- **SET EXERCISE**
Copy everything in the listing below word for word, apart from any images.

- **ENTRIES**
* * *

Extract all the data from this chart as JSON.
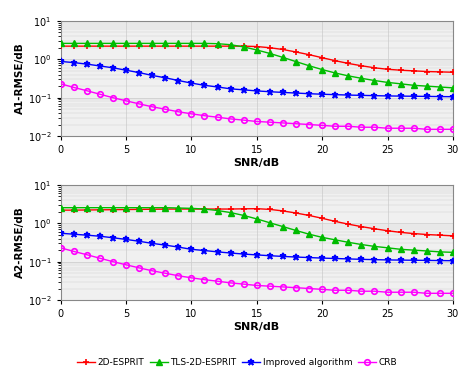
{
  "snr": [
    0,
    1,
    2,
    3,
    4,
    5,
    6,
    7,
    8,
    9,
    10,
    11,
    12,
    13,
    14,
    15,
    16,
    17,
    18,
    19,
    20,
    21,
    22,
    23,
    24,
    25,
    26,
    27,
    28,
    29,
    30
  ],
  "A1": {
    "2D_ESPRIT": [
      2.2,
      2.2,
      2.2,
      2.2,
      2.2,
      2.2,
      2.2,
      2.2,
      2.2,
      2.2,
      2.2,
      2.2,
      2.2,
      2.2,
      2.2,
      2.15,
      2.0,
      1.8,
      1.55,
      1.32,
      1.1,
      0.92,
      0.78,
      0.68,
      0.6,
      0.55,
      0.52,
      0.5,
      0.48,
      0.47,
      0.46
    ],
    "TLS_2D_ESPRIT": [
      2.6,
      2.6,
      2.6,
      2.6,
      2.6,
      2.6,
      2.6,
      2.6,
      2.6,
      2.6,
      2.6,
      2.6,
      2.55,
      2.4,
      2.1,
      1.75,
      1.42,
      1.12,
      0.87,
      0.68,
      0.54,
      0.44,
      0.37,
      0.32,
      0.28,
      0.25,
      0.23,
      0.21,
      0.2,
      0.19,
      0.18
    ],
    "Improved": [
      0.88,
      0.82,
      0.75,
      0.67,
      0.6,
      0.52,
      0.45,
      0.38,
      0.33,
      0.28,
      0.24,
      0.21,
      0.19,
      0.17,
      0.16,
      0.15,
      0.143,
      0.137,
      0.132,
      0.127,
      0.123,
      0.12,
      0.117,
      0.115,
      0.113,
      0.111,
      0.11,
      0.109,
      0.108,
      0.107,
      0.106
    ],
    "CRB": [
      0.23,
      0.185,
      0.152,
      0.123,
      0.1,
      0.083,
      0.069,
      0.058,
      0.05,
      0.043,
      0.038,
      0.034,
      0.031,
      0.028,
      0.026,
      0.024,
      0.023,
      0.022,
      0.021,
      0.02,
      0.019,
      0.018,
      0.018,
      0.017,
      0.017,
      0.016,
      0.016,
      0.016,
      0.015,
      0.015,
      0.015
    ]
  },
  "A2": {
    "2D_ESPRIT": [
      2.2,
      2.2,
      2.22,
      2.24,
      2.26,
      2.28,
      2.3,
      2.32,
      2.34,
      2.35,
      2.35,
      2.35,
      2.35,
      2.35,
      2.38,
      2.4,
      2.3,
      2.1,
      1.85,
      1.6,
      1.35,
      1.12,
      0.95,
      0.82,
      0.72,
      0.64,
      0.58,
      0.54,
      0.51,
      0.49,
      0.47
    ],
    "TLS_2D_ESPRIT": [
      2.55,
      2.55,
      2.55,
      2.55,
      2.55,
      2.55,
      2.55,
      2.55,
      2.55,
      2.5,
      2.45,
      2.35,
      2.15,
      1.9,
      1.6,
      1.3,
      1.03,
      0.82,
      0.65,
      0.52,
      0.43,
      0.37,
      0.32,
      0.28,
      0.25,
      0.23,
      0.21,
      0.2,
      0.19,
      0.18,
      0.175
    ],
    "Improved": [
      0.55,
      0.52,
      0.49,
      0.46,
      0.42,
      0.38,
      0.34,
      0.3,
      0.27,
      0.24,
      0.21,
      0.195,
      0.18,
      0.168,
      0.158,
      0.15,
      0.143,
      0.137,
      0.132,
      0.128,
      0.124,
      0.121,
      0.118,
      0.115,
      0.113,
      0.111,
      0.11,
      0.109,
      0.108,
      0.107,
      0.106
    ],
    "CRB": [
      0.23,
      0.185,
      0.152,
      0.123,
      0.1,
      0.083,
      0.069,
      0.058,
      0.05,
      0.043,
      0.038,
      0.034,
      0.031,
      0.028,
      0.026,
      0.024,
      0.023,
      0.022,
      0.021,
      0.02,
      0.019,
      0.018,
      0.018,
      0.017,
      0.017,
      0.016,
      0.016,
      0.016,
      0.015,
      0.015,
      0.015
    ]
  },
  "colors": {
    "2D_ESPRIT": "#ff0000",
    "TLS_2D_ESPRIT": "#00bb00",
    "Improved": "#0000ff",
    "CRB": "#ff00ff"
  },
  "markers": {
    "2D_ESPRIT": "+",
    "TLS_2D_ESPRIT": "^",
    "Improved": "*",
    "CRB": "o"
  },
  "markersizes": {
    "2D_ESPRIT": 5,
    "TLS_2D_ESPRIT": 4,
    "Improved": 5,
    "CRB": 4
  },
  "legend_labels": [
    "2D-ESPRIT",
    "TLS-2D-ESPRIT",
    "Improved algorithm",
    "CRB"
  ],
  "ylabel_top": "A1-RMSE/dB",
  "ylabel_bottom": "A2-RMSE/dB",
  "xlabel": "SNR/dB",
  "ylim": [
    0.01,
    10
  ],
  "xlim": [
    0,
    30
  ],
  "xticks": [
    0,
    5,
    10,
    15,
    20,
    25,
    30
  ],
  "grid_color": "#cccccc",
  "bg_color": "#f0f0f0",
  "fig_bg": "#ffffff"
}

* * *

- **RESULT FOR THIS TASK**
Extract all the data from this chart as JSON.
{
  "snr": [
    0,
    1,
    2,
    3,
    4,
    5,
    6,
    7,
    8,
    9,
    10,
    11,
    12,
    13,
    14,
    15,
    16,
    17,
    18,
    19,
    20,
    21,
    22,
    23,
    24,
    25,
    26,
    27,
    28,
    29,
    30
  ],
  "A1": {
    "2D_ESPRIT": [
      2.2,
      2.2,
      2.2,
      2.2,
      2.2,
      2.2,
      2.2,
      2.2,
      2.2,
      2.2,
      2.2,
      2.2,
      2.2,
      2.2,
      2.2,
      2.15,
      2.0,
      1.8,
      1.55,
      1.32,
      1.1,
      0.92,
      0.78,
      0.68,
      0.6,
      0.55,
      0.52,
      0.5,
      0.48,
      0.47,
      0.46
    ],
    "TLS_2D_ESPRIT": [
      2.6,
      2.6,
      2.6,
      2.6,
      2.6,
      2.6,
      2.6,
      2.6,
      2.6,
      2.6,
      2.6,
      2.6,
      2.55,
      2.4,
      2.1,
      1.75,
      1.42,
      1.12,
      0.87,
      0.68,
      0.54,
      0.44,
      0.37,
      0.32,
      0.28,
      0.25,
      0.23,
      0.21,
      0.2,
      0.19,
      0.18
    ],
    "Improved": [
      0.88,
      0.82,
      0.75,
      0.67,
      0.6,
      0.52,
      0.45,
      0.38,
      0.33,
      0.28,
      0.24,
      0.21,
      0.19,
      0.17,
      0.16,
      0.15,
      0.143,
      0.137,
      0.132,
      0.127,
      0.123,
      0.12,
      0.117,
      0.115,
      0.113,
      0.111,
      0.11,
      0.109,
      0.108,
      0.107,
      0.106
    ],
    "CRB": [
      0.23,
      0.185,
      0.152,
      0.123,
      0.1,
      0.083,
      0.069,
      0.058,
      0.05,
      0.043,
      0.038,
      0.034,
      0.031,
      0.028,
      0.026,
      0.024,
      0.023,
      0.022,
      0.021,
      0.02,
      0.019,
      0.018,
      0.018,
      0.017,
      0.017,
      0.016,
      0.016,
      0.016,
      0.015,
      0.015,
      0.015
    ]
  },
  "A2": {
    "2D_ESPRIT": [
      2.2,
      2.2,
      2.22,
      2.24,
      2.26,
      2.28,
      2.3,
      2.32,
      2.34,
      2.35,
      2.35,
      2.35,
      2.35,
      2.35,
      2.38,
      2.4,
      2.3,
      2.1,
      1.85,
      1.6,
      1.35,
      1.12,
      0.95,
      0.82,
      0.72,
      0.64,
      0.58,
      0.54,
      0.51,
      0.49,
      0.47
    ],
    "TLS_2D_ESPRIT": [
      2.55,
      2.55,
      2.55,
      2.55,
      2.55,
      2.55,
      2.55,
      2.55,
      2.55,
      2.5,
      2.45,
      2.35,
      2.15,
      1.9,
      1.6,
      1.3,
      1.03,
      0.82,
      0.65,
      0.52,
      0.43,
      0.37,
      0.32,
      0.28,
      0.25,
      0.23,
      0.21,
      0.2,
      0.19,
      0.18,
      0.175
    ],
    "Improved": [
      0.55,
      0.52,
      0.49,
      0.46,
      0.42,
      0.38,
      0.34,
      0.3,
      0.27,
      0.24,
      0.21,
      0.195,
      0.18,
      0.168,
      0.158,
      0.15,
      0.143,
      0.137,
      0.132,
      0.128,
      0.124,
      0.121,
      0.118,
      0.115,
      0.113,
      0.111,
      0.11,
      0.109,
      0.108,
      0.107,
      0.106
    ],
    "CRB": [
      0.23,
      0.185,
      0.152,
      0.123,
      0.1,
      0.083,
      0.069,
      0.058,
      0.05,
      0.043,
      0.038,
      0.034,
      0.031,
      0.028,
      0.026,
      0.024,
      0.023,
      0.022,
      0.021,
      0.02,
      0.019,
      0.018,
      0.018,
      0.017,
      0.017,
      0.016,
      0.016,
      0.016,
      0.015,
      0.015,
      0.015
    ]
  },
  "colors": {
    "2D_ESPRIT": "#ff0000",
    "TLS_2D_ESPRIT": "#00bb00",
    "Improved": "#0000ff",
    "CRB": "#ff00ff"
  },
  "markers": {
    "2D_ESPRIT": "+",
    "TLS_2D_ESPRIT": "^",
    "Improved": "*",
    "CRB": "o"
  },
  "markersizes": {
    "2D_ESPRIT": 5,
    "TLS_2D_ESPRIT": 4,
    "Improved": 5,
    "CRB": 4
  },
  "legend_labels": [
    "2D-ESPRIT",
    "TLS-2D-ESPRIT",
    "Improved algorithm",
    "CRB"
  ],
  "ylabel_top": "A1-RMSE/dB",
  "ylabel_bottom": "A2-RMSE/dB",
  "xlabel": "SNR/dB",
  "ylim": [
    0.01,
    10
  ],
  "xlim": [
    0,
    30
  ],
  "xticks": [
    0,
    5,
    10,
    15,
    20,
    25,
    30
  ],
  "grid_color": "#cccccc",
  "bg_color": "#f0f0f0",
  "fig_bg": "#ffffff"
}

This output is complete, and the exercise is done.